» **DO THIS**
Which lines below hold the word "gráfico"? Report each one.
##### AVAILABLE DATA #####
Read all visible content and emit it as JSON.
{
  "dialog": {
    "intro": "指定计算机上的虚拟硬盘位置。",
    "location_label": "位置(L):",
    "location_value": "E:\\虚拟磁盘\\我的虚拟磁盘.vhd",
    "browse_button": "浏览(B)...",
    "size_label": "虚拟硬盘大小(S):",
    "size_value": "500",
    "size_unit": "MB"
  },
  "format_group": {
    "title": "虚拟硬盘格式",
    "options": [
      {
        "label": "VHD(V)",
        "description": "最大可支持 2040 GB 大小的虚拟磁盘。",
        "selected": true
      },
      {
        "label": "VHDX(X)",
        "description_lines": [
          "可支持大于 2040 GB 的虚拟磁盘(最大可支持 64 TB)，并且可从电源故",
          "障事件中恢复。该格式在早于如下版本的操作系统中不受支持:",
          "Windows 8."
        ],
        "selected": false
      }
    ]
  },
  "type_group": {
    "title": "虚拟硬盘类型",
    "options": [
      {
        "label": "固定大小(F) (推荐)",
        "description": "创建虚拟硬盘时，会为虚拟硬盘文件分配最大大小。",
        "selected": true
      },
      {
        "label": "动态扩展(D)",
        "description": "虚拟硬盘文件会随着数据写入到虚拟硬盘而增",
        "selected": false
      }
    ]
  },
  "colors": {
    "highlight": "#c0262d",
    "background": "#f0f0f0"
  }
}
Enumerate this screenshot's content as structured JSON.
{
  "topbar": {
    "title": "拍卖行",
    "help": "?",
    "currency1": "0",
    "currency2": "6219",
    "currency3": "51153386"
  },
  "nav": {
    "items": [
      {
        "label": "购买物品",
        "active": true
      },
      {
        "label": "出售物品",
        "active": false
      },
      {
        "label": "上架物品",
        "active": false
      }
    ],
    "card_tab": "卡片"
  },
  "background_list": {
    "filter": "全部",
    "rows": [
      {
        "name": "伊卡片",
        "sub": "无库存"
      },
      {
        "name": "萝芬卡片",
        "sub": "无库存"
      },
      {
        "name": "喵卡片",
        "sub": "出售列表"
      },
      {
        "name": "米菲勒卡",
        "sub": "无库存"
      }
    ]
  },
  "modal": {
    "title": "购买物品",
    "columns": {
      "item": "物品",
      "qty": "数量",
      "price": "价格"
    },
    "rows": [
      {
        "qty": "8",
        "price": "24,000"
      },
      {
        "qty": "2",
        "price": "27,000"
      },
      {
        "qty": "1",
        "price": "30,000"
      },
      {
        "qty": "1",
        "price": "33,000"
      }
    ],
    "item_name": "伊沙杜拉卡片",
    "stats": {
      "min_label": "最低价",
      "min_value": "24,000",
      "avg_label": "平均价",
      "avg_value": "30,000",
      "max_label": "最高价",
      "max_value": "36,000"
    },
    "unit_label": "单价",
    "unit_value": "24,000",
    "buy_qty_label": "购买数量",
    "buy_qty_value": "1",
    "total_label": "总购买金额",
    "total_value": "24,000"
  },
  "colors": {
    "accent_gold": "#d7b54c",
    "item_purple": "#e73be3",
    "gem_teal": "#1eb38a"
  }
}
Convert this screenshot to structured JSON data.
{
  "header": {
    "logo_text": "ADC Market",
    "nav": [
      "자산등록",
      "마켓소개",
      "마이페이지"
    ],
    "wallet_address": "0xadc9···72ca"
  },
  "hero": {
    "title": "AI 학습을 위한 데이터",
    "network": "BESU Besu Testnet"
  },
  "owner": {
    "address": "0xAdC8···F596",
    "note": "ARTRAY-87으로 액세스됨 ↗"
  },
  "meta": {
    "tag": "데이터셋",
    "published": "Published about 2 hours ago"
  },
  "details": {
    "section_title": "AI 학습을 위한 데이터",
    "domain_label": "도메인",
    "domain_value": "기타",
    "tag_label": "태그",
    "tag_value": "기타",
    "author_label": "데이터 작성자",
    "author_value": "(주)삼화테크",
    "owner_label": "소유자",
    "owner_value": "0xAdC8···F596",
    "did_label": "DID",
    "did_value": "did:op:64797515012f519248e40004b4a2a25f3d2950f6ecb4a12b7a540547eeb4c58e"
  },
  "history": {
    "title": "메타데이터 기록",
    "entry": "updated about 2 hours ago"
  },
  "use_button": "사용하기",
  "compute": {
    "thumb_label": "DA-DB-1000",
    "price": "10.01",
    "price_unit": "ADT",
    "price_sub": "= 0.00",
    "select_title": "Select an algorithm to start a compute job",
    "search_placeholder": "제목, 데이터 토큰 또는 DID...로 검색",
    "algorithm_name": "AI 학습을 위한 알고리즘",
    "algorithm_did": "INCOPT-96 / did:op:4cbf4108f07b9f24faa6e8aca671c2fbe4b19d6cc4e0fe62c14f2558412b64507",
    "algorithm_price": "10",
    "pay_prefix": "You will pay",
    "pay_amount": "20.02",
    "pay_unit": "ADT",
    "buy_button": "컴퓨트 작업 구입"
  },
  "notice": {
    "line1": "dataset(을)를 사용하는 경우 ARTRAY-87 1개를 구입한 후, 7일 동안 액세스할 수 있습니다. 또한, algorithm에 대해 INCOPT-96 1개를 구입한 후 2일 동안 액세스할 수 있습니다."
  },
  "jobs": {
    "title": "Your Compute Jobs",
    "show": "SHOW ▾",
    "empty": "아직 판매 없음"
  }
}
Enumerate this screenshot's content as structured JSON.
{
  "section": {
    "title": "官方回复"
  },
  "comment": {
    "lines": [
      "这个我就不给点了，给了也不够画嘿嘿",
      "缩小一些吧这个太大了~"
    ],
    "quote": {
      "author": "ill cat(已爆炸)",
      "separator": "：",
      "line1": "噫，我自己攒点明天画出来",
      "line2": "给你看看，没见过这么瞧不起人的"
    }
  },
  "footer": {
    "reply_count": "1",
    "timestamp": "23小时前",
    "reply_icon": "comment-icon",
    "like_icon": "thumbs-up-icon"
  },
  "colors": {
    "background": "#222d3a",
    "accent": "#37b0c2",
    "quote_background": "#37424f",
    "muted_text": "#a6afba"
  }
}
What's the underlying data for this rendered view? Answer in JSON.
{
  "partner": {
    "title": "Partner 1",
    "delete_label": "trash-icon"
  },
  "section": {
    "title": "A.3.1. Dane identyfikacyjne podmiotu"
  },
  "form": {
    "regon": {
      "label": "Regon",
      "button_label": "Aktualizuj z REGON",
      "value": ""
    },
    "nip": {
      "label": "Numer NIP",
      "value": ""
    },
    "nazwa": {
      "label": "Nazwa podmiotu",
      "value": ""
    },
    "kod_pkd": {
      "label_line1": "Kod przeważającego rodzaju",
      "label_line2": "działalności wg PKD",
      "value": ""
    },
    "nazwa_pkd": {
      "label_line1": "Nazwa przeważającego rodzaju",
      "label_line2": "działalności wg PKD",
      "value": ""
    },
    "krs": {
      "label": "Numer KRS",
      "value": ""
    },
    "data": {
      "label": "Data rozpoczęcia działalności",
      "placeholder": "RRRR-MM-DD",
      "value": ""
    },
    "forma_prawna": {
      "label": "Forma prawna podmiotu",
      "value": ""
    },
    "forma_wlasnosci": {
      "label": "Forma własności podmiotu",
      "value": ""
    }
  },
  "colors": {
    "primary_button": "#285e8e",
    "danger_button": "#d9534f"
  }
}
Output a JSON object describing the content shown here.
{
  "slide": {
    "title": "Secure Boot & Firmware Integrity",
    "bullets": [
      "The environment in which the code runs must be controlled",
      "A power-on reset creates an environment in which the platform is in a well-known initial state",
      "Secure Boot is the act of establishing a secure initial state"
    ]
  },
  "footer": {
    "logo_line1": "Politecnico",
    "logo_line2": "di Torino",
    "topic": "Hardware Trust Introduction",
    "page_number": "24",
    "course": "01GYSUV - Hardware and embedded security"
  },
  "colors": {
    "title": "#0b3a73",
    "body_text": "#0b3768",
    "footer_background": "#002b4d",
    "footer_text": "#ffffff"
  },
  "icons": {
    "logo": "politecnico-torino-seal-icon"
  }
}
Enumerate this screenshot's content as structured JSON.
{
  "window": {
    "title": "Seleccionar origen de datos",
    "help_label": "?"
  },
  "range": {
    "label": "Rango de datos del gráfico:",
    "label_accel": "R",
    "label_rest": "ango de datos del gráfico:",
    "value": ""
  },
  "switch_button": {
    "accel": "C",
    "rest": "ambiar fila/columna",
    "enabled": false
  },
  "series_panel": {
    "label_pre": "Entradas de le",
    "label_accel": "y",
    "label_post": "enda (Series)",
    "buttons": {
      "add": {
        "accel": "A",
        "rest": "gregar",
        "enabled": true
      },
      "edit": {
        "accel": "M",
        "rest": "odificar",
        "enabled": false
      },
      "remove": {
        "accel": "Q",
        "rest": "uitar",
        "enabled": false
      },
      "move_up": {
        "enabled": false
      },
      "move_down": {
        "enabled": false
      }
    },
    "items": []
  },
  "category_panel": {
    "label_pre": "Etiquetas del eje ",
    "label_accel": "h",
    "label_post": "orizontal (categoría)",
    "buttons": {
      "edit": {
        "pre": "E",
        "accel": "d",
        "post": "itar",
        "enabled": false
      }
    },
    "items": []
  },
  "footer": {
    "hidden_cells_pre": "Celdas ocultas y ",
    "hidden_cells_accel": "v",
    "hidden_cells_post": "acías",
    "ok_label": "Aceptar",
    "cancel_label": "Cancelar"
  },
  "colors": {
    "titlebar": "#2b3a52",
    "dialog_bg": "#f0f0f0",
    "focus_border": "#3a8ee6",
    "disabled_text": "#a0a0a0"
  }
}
#####
» **FULL RESPONSE**
    "label": "Rango de datos del gráfico:",
    "label_rest": "ango de datos del gráfico:",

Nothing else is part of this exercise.